Stored items:
┏━━
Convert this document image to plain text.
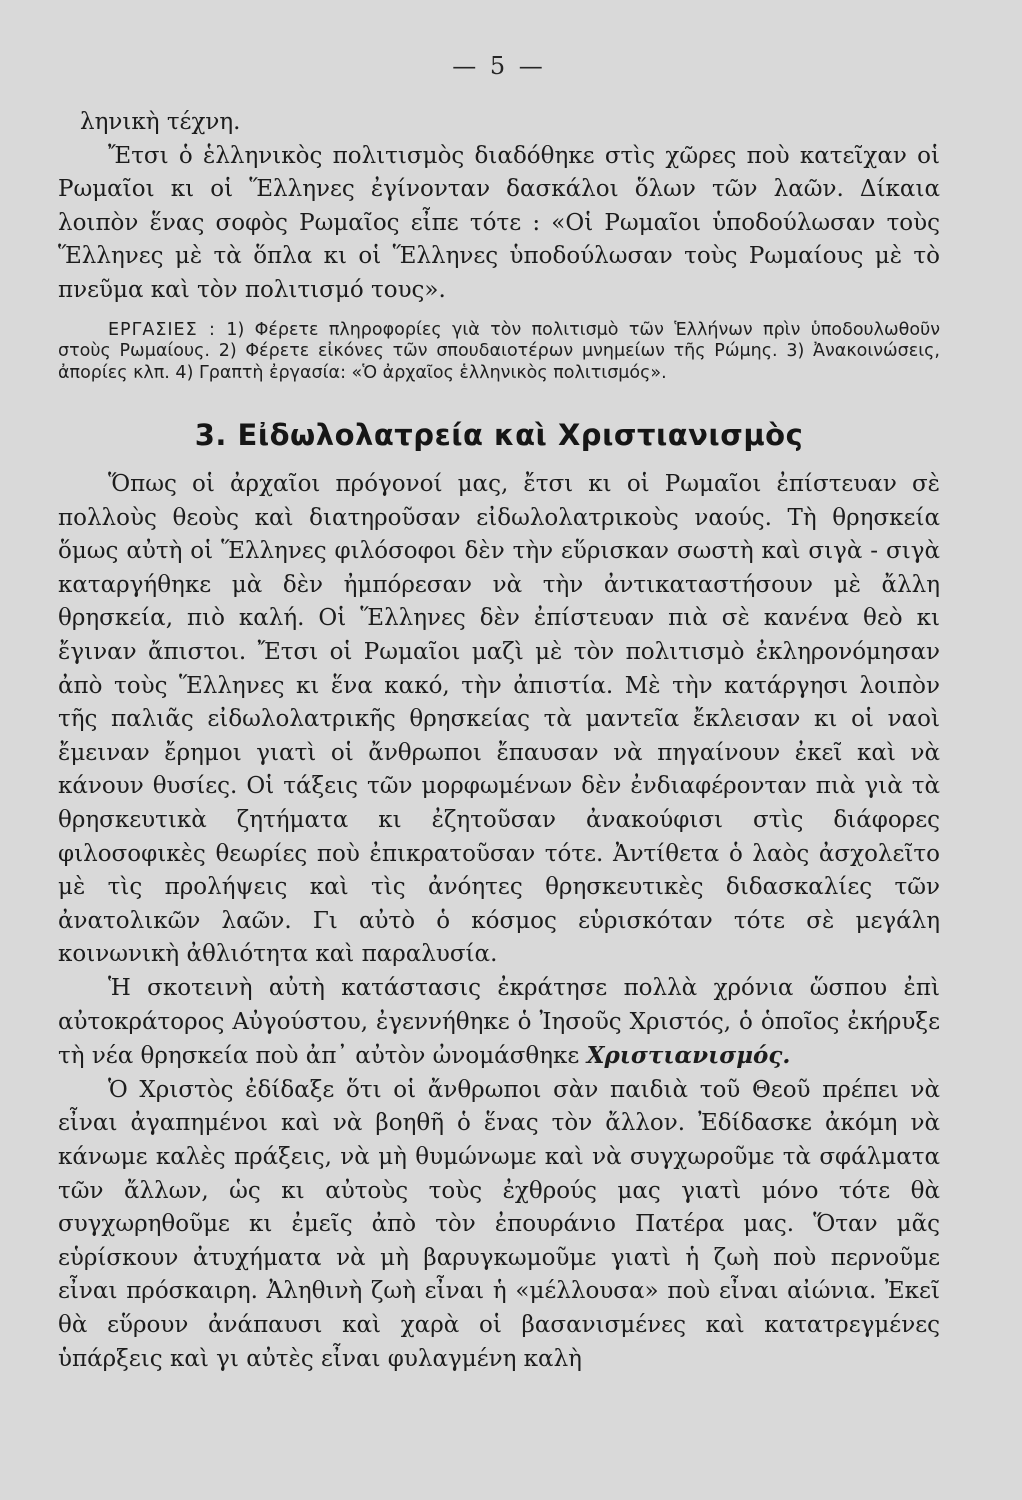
— 5 —

ληνικὴ τέχνη.

Ἔτσι ὁ ἑλληνικὸς πολιτισμὸς διαδόθηκε στὶς χῶρες ποὺ κατεῖχαν οἱ Ρωμαῖοι κι οἱ Ἕλληνες ἐγίνονταν δασκάλοι ὅλων τῶν λαῶν. Δίκαια λοιπὸν ἕνας σοφὸς Ρωμαῖος εἶπε τότε : «Οἱ Ρωμαῖοι ὑποδούλωσαν τοὺς Ἕλληνες μὲ τὰ ὅπλα κι οἱ Ἕλληνες ὑποδούλωσαν τοὺς Ρωμαίους μὲ τὸ πνεῦμα καὶ τὸν πολιτισμό τους».

ΕΡΓΑΣΙΕΣ : 1) Φέρετε πληροφορίες γιὰ τὸν πολιτισμὸ τῶν Ἑλλήνων πρὶν ὑποδουλωθοῦν στοὺς Ρωμαίους. 2) Φέρετε εἰκόνες τῶν σπουδαιοτέρων μνημείων τῆς Ρώμης. 3) Ἀνακοινώσεις, ἀπορίες κλπ. 4) Γραπτὴ ἐργασία: «Ὁ ἀρχαῖος ἑλληνικὸς πολιτισμός».

3. Εἰδωλολατρεία καὶ Χριστιανισμὸς

Ὅπως οἱ ἀρχαῖοι πρόγονοί μας, ἔτσι κι οἱ Ρωμαῖοι ἐπίστευαν σὲ πολλοὺς θεοὺς καὶ διατηροῦσαν εἰδωλολατρικοὺς ναούς. Τὴ θρησκεία ὅμως αὐτὴ οἱ Ἕλληνες φιλόσοφοι δὲν τὴν εὕρισκαν σωστὴ καὶ σιγὰ - σιγὰ καταργήθηκε μὰ δὲν ἠμπόρεσαν νὰ τὴν ἀντικαταστήσουν μὲ ἄλλη θρησκεία, πιὸ καλή. Οἱ Ἕλληνες δὲν ἐπίστευαν πιὰ σὲ κανένα θεὸ κι ἔγιναν ἄπιστοι. Ἔτσι οἱ Ρωμαῖοι μαζὶ μὲ τὸν πολιτισμὸ ἐκληρονόμησαν ἀπὸ τοὺς Ἕλληνες κι ἕνα κακό, τὴν ἀπιστία. Μὲ τὴν κατάργησι λοιπὸν τῆς παλιᾶς εἰδωλολατρικῆς θρησκείας τὰ μαντεῖα ἔκλεισαν κι οἱ ναοὶ ἔμειναν ἔρημοι γιατὶ οἱ ἄνθρωποι ἔπαυσαν νὰ πηγαίνουν ἐκεῖ καὶ νὰ κάνουν θυσίες. Οἱ τάξεις τῶν μορφωμένων δὲν ἐνδιαφέρονταν πιὰ γιὰ τὰ θρησκευτικὰ ζητήματα κι ἐζητοῦσαν ἀνακούφισι στὶς διάφορες φιλοσοφικὲς θεωρίες ποὺ ἐπικρατοῦσαν τότε. Ἀντίθετα ὁ λαὸς ἀσχολεῖτο μὲ τὶς προλήψεις καὶ τὶς ἀνόητες θρησκευτικὲς διδασκαλίες τῶν ἀνατολικῶν λαῶν. Γι αὐτὸ ὁ κόσμος εὑρισκόταν τότε σὲ μεγάλη κοινωνικὴ ἀθλιότητα καὶ παραλυσία.

Ἡ σκοτεινὴ αὐτὴ κατάστασις ἐκράτησε πολλὰ χρόνια ὥσπου ἐπὶ αὐτοκράτορος Αὐγούστου, ἐγεννήθηκε ὁ Ἰησοῦς Χριστός, ὁ ὁποῖος ἐκήρυξε τὴ νέα θρησκεία ποὺ ἀπ᾽ αὐτὸν ὠνομάσθηκε Χριστιανισμός.

Ὁ Χριστὸς ἐδίδαξε ὅτι οἱ ἄνθρωποι σὰν παιδιὰ τοῦ Θεοῦ πρέπει νὰ εἶναι ἀγαπημένοι καὶ νὰ βοηθῆ ὁ ἕνας τὸν ἄλλον. Ἐδίδασκε ἀκόμη νὰ κάνωμε καλὲς πράξεις, νὰ μὴ θυμώνωμε καὶ νὰ συγχωροῦμε τὰ σφάλματα τῶν ἄλλων, ὡς κι αὐτοὺς τοὺς ἐχθρούς μας γιατὶ μόνο τότε θὰ συγχωρηθοῦμε κι ἐμεῖς ἀπὸ τὸν ἐπουράνιο Πατέρα μας. Ὅταν μᾶς εὑρίσκουν ἀτυχήματα νὰ μὴ βαρυγκωμοῦμε γιατὶ ἡ ζωὴ ποὺ περνοῦμε εἶναι πρόσκαιρη. Ἀληθινὴ ζωὴ εἶναι ἡ «μέλλουσα» ποὺ εἶναι αἰώνια. Ἐκεῖ θὰ εὕρουν ἀνάπαυσι καὶ χαρὰ οἱ βασανισμένες καὶ κατατρεγμένες ὑπάρξεις καὶ γι αὐτὲς εἶναι φυλαγμένη καλὴ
┗━━
Repeat the data exactly, excluding the pictures.

FINISHED ANSWER →
Convert this document image to plain text.
— 5 —

ληνικὴ τέχνη.

Ἔτσι ὁ ἑλληνικὸς πολιτισμὸς διαδόθηκε στὶς χῶρες ποὺ κατεῖχαν οἱ Ρωμαῖοι κι οἱ Ἕλληνες ἐγίνονταν δασκάλοι ὅλων τῶν λαῶν. Δίκαια λοιπὸν ἕνας σοφὸς Ρωμαῖος εἶπε τότε : «Οἱ Ρωμαῖοι ὑποδούλωσαν τοὺς Ἕλληνες μὲ τὰ ὅπλα κι οἱ Ἕλληνες ὑποδούλωσαν τοὺς Ρωμαίους μὲ τὸ πνεῦμα καὶ τὸν πολιτισμό τους».

ΕΡΓΑΣΙΕΣ : 1) Φέρετε πληροφορίες γιὰ τὸν πολιτισμὸ τῶν Ἑλλήνων πρὶν ὑποδουλωθοῦν στοὺς Ρωμαίους. 2) Φέρετε εἰκόνες τῶν σπουδαιοτέρων μνημείων τῆς Ρώμης. 3) Ἀνακοινώσεις, ἀπορίες κλπ. 4) Γραπτὴ ἐργασία: «Ὁ ἀρχαῖος ἑλληνικὸς πολιτισμός».

3. Εἰδωλολατρεία καὶ Χριστιανισμὸς

Ὅπως οἱ ἀρχαῖοι πρόγονοί μας, ἔτσι κι οἱ Ρωμαῖοι ἐπίστευαν σὲ πολλοὺς θεοὺς καὶ διατηροῦσαν εἰδωλολατρικοὺς ναούς. Τὴ θρησκεία ὅμως αὐτὴ οἱ Ἕλληνες φιλόσοφοι δὲν τὴν εὕρισκαν σωστὴ καὶ σιγὰ - σιγὰ καταργήθηκε μὰ δὲν ἠμπόρεσαν νὰ τὴν ἀντικαταστήσουν μὲ ἄλλη θρησκεία, πιὸ καλή. Οἱ Ἕλληνες δὲν ἐπίστευαν πιὰ σὲ κανένα θεὸ κι ἔγιναν ἄπιστοι. Ἔτσι οἱ Ρωμαῖοι μαζὶ μὲ τὸν πολιτισμὸ ἐκληρονόμησαν ἀπὸ τοὺς Ἕλληνες κι ἕνα κακό, τὴν ἀπιστία. Μὲ τὴν κατάργησι λοιπὸν τῆς παλιᾶς εἰδωλολατρικῆς θρησκείας τὰ μαντεῖα ἔκλεισαν κι οἱ ναοὶ ἔμειναν ἔρημοι γιατὶ οἱ ἄνθρωποι ἔπαυσαν νὰ πηγαίνουν ἐκεῖ καὶ νὰ κάνουν θυσίες. Οἱ τάξεις τῶν μορφωμένων δὲν ἐνδιαφέρονταν πιὰ γιὰ τὰ θρησκευτικὰ ζητήματα κι ἐζητοῦσαν ἀνακούφισι στὶς διάφορες φιλοσοφικὲς θεωρίες ποὺ ἐπικρατοῦσαν τότε. Ἀντίθετα ὁ λαὸς ἀσχολεῖτο μὲ τὶς προλήψεις καὶ τὶς ἀνόητες θρησκευτικὲς διδασκαλίες τῶν ἀνατολικῶν λαῶν. Γι αὐτὸ ὁ κόσμος εὑρισκόταν τότε σὲ μεγάλη κοινωνικὴ ἀθλιότητα καὶ παραλυσία.

Ἡ σκοτεινὴ αὐτὴ κατάστασις ἐκράτησε πολλὰ χρόνια ὥσπου ἐπὶ αὐτοκράτορος Αὐγούστου, ἐγεννήθηκε ὁ Ἰησοῦς Χριστός, ὁ ὁποῖος ἐκήρυξε τὴ νέα θρησκεία ποὺ ἀπ᾽ αὐτὸν ὠνομάσθηκε Χριστιανισμός.

Ὁ Χριστὸς ἐδίδαξε ὅτι οἱ ἄνθρωποι σὰν παιδιὰ τοῦ Θεοῦ πρέπει νὰ εἶναι ἀγαπημένοι καὶ νὰ βοηθῆ ὁ ἕνας τὸν ἄλλον. Ἐδίδασκε ἀκόμη νὰ κάνωμε καλὲς πράξεις, νὰ μὴ θυμώνωμε καὶ νὰ συγχωροῦμε τὰ σφάλματα τῶν ἄλλων, ὡς κι αὐτοὺς τοὺς ἐχθρούς μας γιατὶ μόνο τότε θὰ συγχωρηθοῦμε κι ἐμεῖς ἀπὸ τὸν ἐπουράνιο Πατέρα μας. Ὅταν μᾶς εὑρίσκουν ἀτυχήματα νὰ μὴ βαρυγκωμοῦμε γιατὶ ἡ ζωὴ ποὺ περνοῦμε εἶναι πρόσκαιρη. Ἀληθινὴ ζωὴ εἶναι ἡ «μέλλουσα» ποὺ εἶναι αἰώνια. Ἐκεῖ θὰ εὕρουν ἀνάπαυσι καὶ χαρὰ οἱ βασανισμένες καὶ κατατρεγμένες ὑπάρξεις καὶ γι αὐτὲς εἶναι φυλαγμένη καλὴ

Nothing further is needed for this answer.